> Instruction
Quote verbatim the part of the listing that opens with its first line and closes with the line containing "svg-text:1800: 1800 <box>634", including both of those lines.

> Material provided
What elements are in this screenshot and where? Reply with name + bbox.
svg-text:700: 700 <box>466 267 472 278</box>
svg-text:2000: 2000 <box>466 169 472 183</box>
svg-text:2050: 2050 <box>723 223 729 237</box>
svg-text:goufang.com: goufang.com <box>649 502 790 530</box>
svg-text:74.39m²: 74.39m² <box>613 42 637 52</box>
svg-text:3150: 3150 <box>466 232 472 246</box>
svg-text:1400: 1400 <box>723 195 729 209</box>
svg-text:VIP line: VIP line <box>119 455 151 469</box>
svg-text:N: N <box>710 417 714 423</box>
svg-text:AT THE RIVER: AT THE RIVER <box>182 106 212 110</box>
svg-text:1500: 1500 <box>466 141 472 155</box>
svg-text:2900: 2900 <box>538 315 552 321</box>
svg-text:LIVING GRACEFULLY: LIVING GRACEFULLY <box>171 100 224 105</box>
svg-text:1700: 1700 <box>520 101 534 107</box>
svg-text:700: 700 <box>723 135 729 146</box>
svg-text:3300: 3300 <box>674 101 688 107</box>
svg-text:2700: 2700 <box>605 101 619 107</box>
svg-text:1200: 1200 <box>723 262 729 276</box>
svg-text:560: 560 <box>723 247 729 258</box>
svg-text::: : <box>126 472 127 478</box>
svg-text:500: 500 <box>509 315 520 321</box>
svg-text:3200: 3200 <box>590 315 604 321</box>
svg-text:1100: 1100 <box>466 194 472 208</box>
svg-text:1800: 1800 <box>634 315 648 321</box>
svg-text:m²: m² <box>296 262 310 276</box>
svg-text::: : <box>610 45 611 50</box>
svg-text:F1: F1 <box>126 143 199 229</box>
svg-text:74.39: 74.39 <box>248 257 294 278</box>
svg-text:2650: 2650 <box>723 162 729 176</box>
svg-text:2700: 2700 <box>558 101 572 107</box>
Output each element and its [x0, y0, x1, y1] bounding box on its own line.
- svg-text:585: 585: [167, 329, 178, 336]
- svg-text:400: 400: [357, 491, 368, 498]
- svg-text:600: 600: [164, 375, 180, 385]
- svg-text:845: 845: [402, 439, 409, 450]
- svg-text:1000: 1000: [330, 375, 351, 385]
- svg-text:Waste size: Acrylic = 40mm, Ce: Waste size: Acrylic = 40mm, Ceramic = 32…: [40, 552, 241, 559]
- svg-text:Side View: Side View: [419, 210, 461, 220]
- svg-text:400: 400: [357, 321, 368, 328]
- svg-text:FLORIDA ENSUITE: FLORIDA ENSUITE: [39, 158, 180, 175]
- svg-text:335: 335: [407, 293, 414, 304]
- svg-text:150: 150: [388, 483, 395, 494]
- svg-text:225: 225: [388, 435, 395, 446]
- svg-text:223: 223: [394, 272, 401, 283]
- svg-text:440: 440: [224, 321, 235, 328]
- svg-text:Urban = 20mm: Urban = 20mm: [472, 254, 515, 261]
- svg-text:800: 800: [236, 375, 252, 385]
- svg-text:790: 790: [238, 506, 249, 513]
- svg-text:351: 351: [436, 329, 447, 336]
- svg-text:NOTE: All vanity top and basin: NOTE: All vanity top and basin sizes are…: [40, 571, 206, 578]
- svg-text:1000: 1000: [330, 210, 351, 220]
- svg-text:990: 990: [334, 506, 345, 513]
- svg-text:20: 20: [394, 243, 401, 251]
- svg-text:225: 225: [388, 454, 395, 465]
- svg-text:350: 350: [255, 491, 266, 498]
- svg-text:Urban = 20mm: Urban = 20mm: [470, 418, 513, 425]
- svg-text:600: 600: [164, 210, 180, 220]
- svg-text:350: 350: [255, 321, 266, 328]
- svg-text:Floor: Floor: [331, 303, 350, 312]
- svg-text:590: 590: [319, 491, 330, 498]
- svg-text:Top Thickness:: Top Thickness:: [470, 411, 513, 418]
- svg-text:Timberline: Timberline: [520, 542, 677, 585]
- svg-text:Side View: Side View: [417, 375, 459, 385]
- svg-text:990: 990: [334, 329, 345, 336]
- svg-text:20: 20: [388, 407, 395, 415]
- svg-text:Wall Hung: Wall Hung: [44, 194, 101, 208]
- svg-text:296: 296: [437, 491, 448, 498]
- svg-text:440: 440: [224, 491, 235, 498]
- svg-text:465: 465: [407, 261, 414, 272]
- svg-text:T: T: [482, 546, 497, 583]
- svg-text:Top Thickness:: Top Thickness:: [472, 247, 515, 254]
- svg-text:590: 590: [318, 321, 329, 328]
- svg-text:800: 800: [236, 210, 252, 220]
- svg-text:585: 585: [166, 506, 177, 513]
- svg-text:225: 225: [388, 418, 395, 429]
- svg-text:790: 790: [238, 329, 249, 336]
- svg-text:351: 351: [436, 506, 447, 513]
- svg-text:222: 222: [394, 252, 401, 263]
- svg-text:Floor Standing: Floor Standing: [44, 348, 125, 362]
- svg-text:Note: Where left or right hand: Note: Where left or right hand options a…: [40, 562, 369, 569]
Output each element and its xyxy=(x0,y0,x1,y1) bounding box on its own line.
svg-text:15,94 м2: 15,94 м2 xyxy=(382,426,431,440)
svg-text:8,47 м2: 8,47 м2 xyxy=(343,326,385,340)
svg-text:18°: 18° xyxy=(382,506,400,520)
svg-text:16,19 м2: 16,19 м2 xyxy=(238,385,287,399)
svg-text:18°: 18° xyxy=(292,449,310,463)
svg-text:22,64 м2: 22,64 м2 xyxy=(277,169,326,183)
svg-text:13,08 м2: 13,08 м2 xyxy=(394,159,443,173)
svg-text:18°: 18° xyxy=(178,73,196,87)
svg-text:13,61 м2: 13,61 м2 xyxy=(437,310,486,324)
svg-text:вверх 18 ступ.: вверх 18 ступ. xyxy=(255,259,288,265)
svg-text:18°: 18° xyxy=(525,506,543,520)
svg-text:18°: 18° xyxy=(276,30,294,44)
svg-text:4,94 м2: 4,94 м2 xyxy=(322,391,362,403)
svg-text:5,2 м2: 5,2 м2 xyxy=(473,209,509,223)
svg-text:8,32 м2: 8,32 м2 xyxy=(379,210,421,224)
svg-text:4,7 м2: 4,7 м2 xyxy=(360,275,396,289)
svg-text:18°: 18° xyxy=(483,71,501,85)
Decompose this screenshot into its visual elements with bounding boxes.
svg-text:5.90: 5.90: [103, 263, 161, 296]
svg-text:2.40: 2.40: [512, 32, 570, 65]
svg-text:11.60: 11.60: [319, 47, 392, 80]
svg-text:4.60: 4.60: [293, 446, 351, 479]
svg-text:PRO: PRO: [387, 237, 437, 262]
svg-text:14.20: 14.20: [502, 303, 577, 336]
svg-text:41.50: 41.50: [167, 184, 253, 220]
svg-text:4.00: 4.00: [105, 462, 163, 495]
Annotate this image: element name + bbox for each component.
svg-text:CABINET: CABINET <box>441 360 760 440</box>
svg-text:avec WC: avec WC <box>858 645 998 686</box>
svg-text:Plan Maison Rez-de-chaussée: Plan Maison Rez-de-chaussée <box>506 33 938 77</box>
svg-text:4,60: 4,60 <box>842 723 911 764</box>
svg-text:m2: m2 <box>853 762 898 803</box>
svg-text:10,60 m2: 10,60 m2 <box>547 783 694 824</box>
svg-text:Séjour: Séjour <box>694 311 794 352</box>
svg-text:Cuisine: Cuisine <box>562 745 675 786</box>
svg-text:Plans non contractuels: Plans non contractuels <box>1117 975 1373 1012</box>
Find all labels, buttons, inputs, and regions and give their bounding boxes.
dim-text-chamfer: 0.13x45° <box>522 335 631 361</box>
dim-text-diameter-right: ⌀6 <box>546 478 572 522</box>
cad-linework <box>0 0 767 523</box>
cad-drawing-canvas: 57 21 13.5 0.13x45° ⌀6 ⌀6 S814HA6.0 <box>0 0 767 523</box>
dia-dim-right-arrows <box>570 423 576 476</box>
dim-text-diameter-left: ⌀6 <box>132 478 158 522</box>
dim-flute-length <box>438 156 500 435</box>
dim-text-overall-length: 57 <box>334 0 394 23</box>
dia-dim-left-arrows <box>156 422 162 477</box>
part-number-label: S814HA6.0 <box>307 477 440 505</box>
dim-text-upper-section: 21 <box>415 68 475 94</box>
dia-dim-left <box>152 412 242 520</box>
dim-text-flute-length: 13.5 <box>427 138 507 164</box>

> Written answer
What elements are in this screenshot and where? Reply with name + bbox.
svg-text:700: 700 <box>466 267 472 278</box>
svg-text:2000: 2000 <box>466 169 472 183</box>
svg-text:2050: 2050 <box>723 223 729 237</box>
svg-text:goufang.com: goufang.com <box>649 502 790 530</box>
svg-text:74.39m²: 74.39m² <box>613 42 637 52</box>
svg-text:3150: 3150 <box>466 232 472 246</box>
svg-text:1400: 1400 <box>723 195 729 209</box>
svg-text:VIP line: VIP line <box>119 455 151 469</box>
svg-text:N: N <box>710 417 714 423</box>
svg-text:AT THE RIVER: AT THE RIVER <box>182 106 212 110</box>
svg-text:1500: 1500 <box>466 141 472 155</box>
svg-text:2900: 2900 <box>538 315 552 321</box>
svg-text:LIVING GRACEFULLY: LIVING GRACEFULLY <box>171 100 224 105</box>
svg-text:1700: 1700 <box>520 101 534 107</box>
svg-text:700: 700 <box>723 135 729 146</box>
svg-text:3300: 3300 <box>674 101 688 107</box>
svg-text:2700: 2700 <box>605 101 619 107</box>
svg-text:1200: 1200 <box>723 262 729 276</box>
svg-text:560: 560 <box>723 247 729 258</box>
svg-text::: : <box>126 472 127 478</box>
svg-text:500: 500 <box>509 315 520 321</box>
svg-text:3200: 3200 <box>590 315 604 321</box>
svg-text:1100: 1100 <box>466 194 472 208</box>
svg-text:1800: 1800 <box>634 315 648 321</box>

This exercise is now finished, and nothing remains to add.